• [THE REQUEST]: Set down the material once more, exactly as it appears.

>>>>>

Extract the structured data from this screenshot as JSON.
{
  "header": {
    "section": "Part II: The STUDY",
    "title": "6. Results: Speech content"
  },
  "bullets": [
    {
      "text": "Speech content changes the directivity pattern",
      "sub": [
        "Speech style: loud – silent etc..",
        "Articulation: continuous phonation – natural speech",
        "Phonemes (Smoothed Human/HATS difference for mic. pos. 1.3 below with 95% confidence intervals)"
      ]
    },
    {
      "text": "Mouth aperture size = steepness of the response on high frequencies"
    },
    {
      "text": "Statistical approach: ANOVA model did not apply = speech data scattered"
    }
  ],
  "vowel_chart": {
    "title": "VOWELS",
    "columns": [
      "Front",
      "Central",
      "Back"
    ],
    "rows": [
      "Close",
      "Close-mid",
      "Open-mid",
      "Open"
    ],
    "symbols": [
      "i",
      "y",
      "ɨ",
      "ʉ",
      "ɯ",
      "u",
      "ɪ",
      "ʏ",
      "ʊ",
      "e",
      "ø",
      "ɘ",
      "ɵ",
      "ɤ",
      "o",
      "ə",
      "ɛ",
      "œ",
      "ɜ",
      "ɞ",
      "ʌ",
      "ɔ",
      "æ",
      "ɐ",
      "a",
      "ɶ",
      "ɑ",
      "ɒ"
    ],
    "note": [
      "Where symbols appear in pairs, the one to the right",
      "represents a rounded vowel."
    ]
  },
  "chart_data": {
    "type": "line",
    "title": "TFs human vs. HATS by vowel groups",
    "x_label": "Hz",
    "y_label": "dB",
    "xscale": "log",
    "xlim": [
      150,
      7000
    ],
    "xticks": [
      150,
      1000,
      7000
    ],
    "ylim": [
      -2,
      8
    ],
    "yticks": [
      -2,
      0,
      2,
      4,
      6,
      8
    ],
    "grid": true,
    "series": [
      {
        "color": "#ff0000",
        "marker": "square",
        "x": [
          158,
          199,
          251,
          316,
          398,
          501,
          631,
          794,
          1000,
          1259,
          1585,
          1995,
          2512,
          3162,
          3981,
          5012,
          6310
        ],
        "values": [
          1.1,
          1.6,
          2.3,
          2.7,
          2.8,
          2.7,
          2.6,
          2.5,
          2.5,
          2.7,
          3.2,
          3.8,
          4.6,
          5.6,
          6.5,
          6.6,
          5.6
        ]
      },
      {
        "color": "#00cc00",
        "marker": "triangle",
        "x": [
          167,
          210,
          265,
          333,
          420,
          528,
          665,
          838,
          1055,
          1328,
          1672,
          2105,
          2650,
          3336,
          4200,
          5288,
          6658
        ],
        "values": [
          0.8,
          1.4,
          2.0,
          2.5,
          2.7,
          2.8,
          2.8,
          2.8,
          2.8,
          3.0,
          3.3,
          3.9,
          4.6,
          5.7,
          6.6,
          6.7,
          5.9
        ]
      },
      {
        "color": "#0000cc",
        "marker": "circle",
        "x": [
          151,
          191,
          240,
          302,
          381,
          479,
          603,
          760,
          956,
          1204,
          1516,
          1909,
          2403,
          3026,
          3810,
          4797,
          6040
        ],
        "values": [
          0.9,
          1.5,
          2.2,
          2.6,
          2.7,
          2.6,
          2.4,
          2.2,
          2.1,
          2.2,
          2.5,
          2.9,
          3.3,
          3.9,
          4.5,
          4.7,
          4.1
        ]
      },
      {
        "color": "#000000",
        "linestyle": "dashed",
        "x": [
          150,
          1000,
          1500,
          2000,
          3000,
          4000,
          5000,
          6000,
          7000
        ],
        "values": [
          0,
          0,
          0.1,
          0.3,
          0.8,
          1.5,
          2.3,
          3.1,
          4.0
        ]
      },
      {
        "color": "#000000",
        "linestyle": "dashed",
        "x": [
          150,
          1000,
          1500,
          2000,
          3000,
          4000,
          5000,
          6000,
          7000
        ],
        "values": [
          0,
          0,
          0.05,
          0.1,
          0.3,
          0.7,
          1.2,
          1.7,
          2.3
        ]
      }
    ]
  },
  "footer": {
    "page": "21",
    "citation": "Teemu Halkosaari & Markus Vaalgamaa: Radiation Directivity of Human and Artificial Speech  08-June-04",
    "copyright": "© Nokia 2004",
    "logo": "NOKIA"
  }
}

<<<<<

• [RESULT OF THE TASK]:
Extract the structured data from this screenshot as JSON.
{
  "header": {
    "section": "Part II: The STUDY",
    "title": "6. Results: Speech content"
  },
  "bullets": [
    {
      "text": "Speech content changes the directivity pattern",
      "sub": [
        "Speech style: loud – silent etc..",
        "Articulation: continuous phonation – natural speech",
        "Phonemes (Smoothed Human/HATS difference for mic. pos. 1.3 below with 95% confidence intervals)"
      ]
    },
    {
      "text": "Mouth aperture size = steepness of the response on high frequencies"
    },
    {
      "text": "Statistical approach: ANOVA model did not apply = speech data scattered"
    }
  ],
  "vowel_chart": {
    "title": "VOWELS",
    "columns": [
      "Front",
      "Central",
      "Back"
    ],
    "rows": [
      "Close",
      "Close-mid",
      "Open-mid",
      "Open"
    ],
    "symbols": [
      "i",
      "y",
      "ɨ",
      "ʉ",
      "ɯ",
      "u",
      "ɪ",
      "ʏ",
      "ʊ",
      "e",
      "ø",
      "ɘ",
      "ɵ",
      "ɤ",
      "o",
      "ə",
      "ɛ",
      "œ",
      "ɜ",
      "ɞ",
      "ʌ",
      "ɔ",
      "æ",
      "ɐ",
      "a",
      "ɶ",
      "ɑ",
      "ɒ"
    ],
    "note": [
      "Where symbols appear in pairs, the one to the right",
      "represents a rounded vowel."
    ]
  },
  "chart_data": {
    "type": "line",
    "title": "TFs human vs. HATS by vowel groups",
    "x_label": "Hz",
    "y_label": "dB",
    "xscale": "log",
    "xlim": [
      150,
      7000
    ],
    "xticks": [
      150,
      1000,
      7000
    ],
    "ylim": [
      -2,
      8
    ],
    "yticks": [
      -2,
      0,
      2,
      4,
      6,
      8
    ],
    "grid": true,
    "series": [
      {
        "color": "#ff0000",
        "marker": "square",
        "x": [
          158,
          199,
          251,
          316,
          398,
          501,
          631,
          794,
          1000,
          1259,
          1585,
          1995,
          2512,
          3162,
          3981,
          5012,
          6310
        ],
        "values": [
          1.1,
          1.6,
          2.3,
          2.7,
          2.8,
          2.7,
          2.6,
          2.5,
          2.5,
          2.7,
          3.2,
          3.8,
          4.6,
          5.6,
          6.5,
          6.6,
          5.6
        ]
      },
      {
        "color": "#00cc00",
        "marker": "triangle",
        "x": [
          167,
          210,
          265,
          333,
          420,
          528,
          665,
          838,
          1055,
          1328,
          1672,
          2105,
          2650,
          3336,
          4200,
          5288,
          6658
        ],
        "values": [
          0.8,
          1.4,
          2.0,
          2.5,
          2.7,
          2.8,
          2.8,
          2.8,
          2.8,
          3.0,
          3.3,
          3.9,
          4.6,
          5.7,
          6.6,
          6.7,
          5.9
        ]
      },
      {
        "color": "#0000cc",
        "marker": "circle",
        "x": [
          151,
          191,
          240,
          302,
          381,
          479,
          603,
          760,
          956,
          1204,
          1516,
          1909,
          2403,
          3026,
          3810,
          4797,
          6040
        ],
        "values": [
          0.9,
          1.5,
          2.2,
          2.6,
          2.7,
          2.6,
          2.4,
          2.2,
          2.1,
          2.2,
          2.5,
          2.9,
          3.3,
          3.9,
          4.5,
          4.7,
          4.1
        ]
      },
      {
        "color": "#000000",
        "linestyle": "dashed",
        "x": [
          150,
          1000,
          1500,
          2000,
          3000,
          4000,
          5000,
          6000,
          7000
        ],
        "values": [
          0,
          0,
          0.1,
          0.3,
          0.8,
          1.5,
          2.3,
          3.1,
          4.0
        ]
      },
      {
        "color": "#000000",
        "linestyle": "dashed",
        "x": [
          150,
          1000,
          1500,
          2000,
          3000,
          4000,
          5000,
          6000,
          7000
        ],
        "values": [
          0,
          0,
          0.05,
          0.1,
          0.3,
          0.7,
          1.2,
          1.7,
          2.3
        ]
      }
    ]
  },
  "footer": {
    "page": "21",
    "citation": "Teemu Halkosaari & Markus Vaalgamaa: Radiation Directivity of Human and Artificial Speech  08-June-04",
    "copyright": "© Nokia 2004",
    "logo": "NOKIA"
  }
}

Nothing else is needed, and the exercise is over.